● WORK INSTRUCTIONS
Comb through the entries for "biến" and pull out each line that holds it.

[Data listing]

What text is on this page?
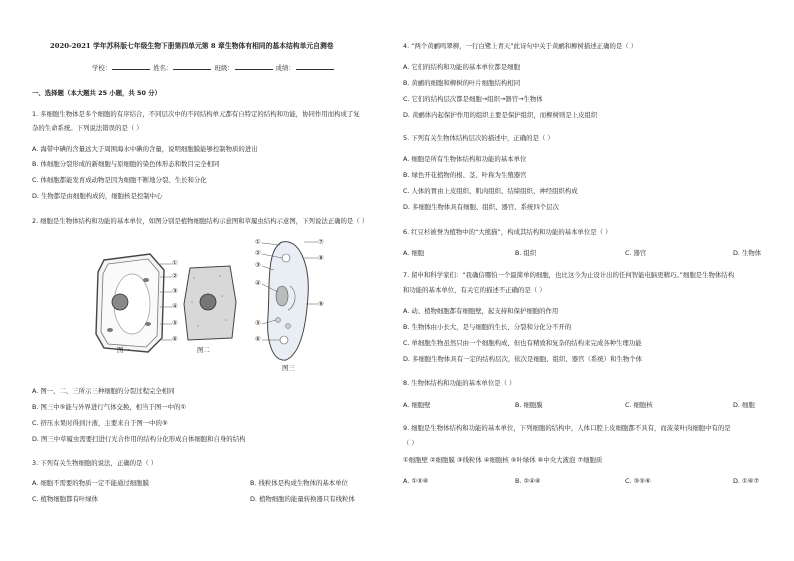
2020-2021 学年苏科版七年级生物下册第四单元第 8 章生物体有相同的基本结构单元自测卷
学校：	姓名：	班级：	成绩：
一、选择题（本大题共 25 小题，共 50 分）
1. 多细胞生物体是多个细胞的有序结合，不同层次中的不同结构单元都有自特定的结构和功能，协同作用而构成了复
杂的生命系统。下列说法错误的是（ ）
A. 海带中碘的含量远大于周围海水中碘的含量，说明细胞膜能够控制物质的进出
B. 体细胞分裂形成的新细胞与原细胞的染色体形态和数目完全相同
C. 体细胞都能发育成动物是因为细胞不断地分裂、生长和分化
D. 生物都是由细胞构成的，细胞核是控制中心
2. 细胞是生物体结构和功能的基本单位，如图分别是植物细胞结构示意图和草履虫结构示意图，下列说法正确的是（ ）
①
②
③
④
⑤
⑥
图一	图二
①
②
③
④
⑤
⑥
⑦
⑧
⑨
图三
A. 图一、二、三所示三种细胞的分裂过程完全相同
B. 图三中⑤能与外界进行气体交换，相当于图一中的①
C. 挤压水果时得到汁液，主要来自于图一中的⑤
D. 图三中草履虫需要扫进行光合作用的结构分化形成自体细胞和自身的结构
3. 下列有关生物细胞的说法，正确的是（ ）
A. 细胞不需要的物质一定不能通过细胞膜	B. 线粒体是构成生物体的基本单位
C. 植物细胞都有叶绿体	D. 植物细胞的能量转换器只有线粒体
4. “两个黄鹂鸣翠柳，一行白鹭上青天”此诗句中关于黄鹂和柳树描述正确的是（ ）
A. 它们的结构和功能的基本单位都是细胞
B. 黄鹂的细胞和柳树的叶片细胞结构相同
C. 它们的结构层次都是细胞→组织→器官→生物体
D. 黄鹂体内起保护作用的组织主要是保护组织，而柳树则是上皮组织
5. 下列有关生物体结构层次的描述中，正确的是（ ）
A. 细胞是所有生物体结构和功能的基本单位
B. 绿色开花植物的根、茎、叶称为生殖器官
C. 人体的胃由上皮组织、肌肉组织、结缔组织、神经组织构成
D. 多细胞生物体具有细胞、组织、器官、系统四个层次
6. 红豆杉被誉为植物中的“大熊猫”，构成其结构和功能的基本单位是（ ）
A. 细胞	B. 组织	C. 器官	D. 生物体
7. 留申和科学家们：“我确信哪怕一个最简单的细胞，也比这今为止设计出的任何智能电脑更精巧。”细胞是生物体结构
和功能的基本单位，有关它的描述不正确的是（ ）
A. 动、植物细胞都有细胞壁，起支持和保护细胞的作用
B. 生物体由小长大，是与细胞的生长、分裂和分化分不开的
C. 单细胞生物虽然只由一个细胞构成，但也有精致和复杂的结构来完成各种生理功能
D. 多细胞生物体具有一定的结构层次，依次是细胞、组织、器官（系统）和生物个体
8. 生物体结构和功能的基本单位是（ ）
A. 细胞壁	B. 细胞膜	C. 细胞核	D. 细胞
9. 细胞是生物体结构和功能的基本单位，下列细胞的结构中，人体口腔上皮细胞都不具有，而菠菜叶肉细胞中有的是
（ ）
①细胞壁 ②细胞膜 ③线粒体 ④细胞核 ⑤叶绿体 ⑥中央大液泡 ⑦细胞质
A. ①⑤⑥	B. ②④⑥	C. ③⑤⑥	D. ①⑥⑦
==
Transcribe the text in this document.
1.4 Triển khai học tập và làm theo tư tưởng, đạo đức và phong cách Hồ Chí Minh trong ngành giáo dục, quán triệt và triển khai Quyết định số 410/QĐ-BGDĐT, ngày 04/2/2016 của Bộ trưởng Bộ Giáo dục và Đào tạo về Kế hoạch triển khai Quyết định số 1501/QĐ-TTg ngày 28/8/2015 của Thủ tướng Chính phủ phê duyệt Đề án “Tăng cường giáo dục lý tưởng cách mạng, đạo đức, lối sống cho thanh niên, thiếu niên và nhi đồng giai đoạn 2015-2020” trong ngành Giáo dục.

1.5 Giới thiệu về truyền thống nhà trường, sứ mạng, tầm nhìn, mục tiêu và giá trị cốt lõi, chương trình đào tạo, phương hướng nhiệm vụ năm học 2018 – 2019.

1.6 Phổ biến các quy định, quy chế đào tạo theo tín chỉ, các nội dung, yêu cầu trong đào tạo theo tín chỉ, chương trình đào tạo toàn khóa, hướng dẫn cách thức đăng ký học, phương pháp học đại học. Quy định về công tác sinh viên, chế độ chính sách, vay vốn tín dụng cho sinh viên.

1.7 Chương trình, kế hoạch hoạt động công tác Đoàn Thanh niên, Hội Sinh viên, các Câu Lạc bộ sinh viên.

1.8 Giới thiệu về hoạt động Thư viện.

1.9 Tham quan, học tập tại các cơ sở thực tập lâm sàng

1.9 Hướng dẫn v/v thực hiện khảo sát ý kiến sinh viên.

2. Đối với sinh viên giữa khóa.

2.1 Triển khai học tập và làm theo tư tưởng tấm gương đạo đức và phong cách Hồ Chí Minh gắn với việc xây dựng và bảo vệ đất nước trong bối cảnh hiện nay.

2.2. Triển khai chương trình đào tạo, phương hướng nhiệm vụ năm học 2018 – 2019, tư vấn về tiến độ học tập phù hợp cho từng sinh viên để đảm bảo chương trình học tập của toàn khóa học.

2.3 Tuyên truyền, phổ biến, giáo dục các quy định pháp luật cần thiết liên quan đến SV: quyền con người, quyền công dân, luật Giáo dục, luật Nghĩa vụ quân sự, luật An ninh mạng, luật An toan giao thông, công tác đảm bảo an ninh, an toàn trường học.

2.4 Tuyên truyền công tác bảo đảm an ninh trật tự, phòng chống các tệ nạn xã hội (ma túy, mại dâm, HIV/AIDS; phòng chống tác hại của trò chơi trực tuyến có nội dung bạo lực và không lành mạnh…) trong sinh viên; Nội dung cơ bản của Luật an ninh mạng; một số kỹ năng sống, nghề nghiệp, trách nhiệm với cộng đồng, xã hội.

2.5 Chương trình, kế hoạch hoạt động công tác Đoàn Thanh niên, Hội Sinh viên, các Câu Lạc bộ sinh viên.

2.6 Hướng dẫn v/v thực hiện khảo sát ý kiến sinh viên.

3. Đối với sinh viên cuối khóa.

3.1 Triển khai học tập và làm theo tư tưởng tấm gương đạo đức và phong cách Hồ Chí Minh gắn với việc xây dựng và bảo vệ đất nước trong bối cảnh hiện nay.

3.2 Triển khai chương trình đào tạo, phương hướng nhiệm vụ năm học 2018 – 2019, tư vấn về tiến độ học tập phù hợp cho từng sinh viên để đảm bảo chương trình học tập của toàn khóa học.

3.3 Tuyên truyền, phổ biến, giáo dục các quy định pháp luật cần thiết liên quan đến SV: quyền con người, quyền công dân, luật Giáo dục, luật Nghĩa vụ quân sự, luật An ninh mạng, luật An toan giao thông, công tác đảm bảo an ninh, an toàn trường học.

● CORRECT RESULT
1.6 Phổ biến các quy định, quy chế đào tạo theo tín chỉ, các nội dung, yêu cầu trong đào tạo theo tín chỉ, chương trình đào tạo toàn khóa, hướng dẫn cách thức đăng ký học, phương pháp học đại học. Quy định về công tác sinh viên, chế độ chính sách, vay vốn tín dụng cho sinh viên.
2.3 Tuyên truyền, phổ biến, giáo dục các quy định pháp luật cần thiết liên quan đến SV: quyền con người, quyền công dân, luật Giáo dục, luật Nghĩa vụ quân sự, luật An ninh mạng, luật An toan giao thông, công tác đảm bảo an ninh, an toàn trường học.
3.3 Tuyên truyền, phổ biến, giáo dục các quy định pháp luật cần thiết liên quan đến SV: quyền con người, quyền công dân, luật Giáo dục, luật Nghĩa vụ quân sự, luật An ninh mạng, luật An toan giao thông, công tác đảm bảo an ninh, an toàn trường học.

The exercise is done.